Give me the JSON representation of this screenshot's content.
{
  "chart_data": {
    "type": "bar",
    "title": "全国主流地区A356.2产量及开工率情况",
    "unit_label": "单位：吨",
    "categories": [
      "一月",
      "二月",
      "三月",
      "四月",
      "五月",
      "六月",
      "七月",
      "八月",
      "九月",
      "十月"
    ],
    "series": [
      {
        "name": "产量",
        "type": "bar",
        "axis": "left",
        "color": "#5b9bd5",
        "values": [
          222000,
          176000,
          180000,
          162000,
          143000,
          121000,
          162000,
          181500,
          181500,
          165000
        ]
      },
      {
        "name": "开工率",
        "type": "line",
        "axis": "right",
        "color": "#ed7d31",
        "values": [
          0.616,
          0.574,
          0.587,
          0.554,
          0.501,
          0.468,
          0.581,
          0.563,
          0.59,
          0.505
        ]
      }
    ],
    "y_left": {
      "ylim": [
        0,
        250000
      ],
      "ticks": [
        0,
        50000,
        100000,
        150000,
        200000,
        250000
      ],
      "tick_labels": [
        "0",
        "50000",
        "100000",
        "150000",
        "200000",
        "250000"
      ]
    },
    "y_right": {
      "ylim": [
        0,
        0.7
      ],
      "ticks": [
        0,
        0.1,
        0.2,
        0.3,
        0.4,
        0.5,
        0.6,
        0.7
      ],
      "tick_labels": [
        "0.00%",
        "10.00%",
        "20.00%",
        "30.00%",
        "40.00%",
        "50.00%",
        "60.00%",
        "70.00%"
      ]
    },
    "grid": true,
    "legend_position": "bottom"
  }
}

What you will do -> All of the data must be returned exactly.

Completed exercise ->
Give me the JSON representation of this screenshot's content.
{
  "chart_data": {
    "type": "bar",
    "title": "全国主流地区A356.2产量及开工率情况",
    "unit_label": "单位：吨",
    "categories": [
      "一月",
      "二月",
      "三月",
      "四月",
      "五月",
      "六月",
      "七月",
      "八月",
      "九月",
      "十月"
    ],
    "series": [
      {
        "name": "产量",
        "type": "bar",
        "axis": "left",
        "color": "#5b9bd5",
        "values": [
          222000,
          176000,
          180000,
          162000,
          143000,
          121000,
          162000,
          181500,
          181500,
          165000
        ]
      },
      {
        "name": "开工率",
        "type": "line",
        "axis": "right",
        "color": "#ed7d31",
        "values": [
          0.616,
          0.574,
          0.587,
          0.554,
          0.501,
          0.468,
          0.581,
          0.563,
          0.59,
          0.505
        ]
      }
    ],
    "y_left": {
      "ylim": [
        0,
        250000
      ],
      "ticks": [
        0,
        50000,
        100000,
        150000,
        200000,
        250000
      ],
      "tick_labels": [
        "0",
        "50000",
        "100000",
        "150000",
        "200000",
        "250000"
      ]
    },
    "y_right": {
      "ylim": [
        0,
        0.7
      ],
      "ticks": [
        0,
        0.1,
        0.2,
        0.3,
        0.4,
        0.5,
        0.6,
        0.7
      ],
      "tick_labels": [
        "0.00%",
        "10.00%",
        "20.00%",
        "30.00%",
        "40.00%",
        "50.00%",
        "60.00%",
        "70.00%"
      ]
    },
    "grid": true,
    "legend_position": "bottom"
  }
}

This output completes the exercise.